--- The task ---
Every line that holds "houses" should be shown.

--- Data entries ---
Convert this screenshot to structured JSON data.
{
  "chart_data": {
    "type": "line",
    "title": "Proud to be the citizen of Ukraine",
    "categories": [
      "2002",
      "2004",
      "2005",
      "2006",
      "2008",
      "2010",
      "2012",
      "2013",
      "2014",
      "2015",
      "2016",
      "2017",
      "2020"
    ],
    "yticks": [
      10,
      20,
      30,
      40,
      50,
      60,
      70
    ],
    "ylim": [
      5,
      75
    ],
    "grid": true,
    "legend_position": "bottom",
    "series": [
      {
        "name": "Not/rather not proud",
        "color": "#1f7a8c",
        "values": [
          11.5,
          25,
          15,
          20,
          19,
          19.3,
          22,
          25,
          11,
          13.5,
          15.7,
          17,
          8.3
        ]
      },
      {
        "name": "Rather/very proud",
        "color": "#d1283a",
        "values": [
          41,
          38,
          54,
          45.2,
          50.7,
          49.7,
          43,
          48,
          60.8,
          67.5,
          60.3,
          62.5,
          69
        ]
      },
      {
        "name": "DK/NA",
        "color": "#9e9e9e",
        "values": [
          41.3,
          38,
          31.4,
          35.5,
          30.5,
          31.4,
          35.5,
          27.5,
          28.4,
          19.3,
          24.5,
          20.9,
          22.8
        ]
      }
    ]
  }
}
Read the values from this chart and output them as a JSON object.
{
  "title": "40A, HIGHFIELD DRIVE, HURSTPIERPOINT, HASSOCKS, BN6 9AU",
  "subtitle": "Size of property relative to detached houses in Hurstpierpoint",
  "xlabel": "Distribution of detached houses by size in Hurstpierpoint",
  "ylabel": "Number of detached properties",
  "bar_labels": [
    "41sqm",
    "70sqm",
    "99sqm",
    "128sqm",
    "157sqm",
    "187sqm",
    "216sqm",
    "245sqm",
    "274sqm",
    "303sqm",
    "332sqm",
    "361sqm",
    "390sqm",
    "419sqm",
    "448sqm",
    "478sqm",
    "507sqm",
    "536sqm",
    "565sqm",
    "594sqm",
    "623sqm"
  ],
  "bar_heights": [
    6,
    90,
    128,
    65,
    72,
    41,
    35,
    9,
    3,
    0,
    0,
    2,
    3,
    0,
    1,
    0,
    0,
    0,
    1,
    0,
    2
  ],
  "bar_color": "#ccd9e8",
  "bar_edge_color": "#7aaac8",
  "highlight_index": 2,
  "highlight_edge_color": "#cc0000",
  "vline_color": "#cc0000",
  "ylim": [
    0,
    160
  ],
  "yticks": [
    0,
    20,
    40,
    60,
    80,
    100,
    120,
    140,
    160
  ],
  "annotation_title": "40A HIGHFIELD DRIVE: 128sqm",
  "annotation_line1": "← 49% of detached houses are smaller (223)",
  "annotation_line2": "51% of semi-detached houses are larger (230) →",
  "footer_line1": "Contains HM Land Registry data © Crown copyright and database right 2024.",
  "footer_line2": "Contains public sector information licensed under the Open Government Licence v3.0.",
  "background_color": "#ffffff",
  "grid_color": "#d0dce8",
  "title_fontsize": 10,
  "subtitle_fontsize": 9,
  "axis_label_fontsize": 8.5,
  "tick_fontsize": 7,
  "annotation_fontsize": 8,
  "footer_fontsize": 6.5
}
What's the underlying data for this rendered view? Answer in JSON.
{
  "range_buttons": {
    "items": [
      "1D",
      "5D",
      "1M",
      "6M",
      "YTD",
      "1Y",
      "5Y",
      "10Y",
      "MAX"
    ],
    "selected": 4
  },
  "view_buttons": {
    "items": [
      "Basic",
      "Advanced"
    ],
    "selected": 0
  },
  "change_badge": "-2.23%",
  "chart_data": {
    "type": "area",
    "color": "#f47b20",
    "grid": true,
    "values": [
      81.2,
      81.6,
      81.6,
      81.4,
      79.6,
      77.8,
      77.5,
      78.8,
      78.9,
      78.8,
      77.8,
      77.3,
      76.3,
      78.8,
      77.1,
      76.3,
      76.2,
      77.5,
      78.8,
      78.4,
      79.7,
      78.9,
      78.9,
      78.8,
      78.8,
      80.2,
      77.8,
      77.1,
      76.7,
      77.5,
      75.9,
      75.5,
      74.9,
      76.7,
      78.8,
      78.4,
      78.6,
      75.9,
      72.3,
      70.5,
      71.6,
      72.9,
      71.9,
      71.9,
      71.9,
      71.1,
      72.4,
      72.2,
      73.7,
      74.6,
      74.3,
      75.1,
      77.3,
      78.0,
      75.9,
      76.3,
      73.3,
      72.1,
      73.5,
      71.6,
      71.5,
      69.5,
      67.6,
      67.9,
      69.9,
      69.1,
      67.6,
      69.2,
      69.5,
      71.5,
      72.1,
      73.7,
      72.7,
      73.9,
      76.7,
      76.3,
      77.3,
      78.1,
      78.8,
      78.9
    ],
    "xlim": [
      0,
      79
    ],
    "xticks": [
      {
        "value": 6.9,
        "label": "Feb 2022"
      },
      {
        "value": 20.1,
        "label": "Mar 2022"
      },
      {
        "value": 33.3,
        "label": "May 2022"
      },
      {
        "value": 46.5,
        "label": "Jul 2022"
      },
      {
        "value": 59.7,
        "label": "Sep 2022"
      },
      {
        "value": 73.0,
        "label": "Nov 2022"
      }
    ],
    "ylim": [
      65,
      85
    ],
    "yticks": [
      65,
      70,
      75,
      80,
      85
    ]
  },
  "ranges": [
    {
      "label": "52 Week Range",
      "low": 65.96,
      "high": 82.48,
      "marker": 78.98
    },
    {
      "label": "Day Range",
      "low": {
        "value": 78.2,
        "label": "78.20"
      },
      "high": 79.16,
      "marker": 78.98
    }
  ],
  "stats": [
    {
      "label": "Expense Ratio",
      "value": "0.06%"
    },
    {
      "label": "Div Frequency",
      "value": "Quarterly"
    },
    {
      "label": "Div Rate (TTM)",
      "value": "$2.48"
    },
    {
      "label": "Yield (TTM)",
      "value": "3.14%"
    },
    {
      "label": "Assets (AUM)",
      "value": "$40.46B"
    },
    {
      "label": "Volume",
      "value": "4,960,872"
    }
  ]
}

--- Result of this exercise ---
  "subtitle": "Size of property relative to detached houses in Hurstpierpoint",
  "xlabel": "Distribution of detached houses by size in Hurstpierpoint",
  "annotation_line1": "← 49% of detached houses are smaller (223)",
  "annotation_line2": "51% of semi-detached houses are larger (230) →",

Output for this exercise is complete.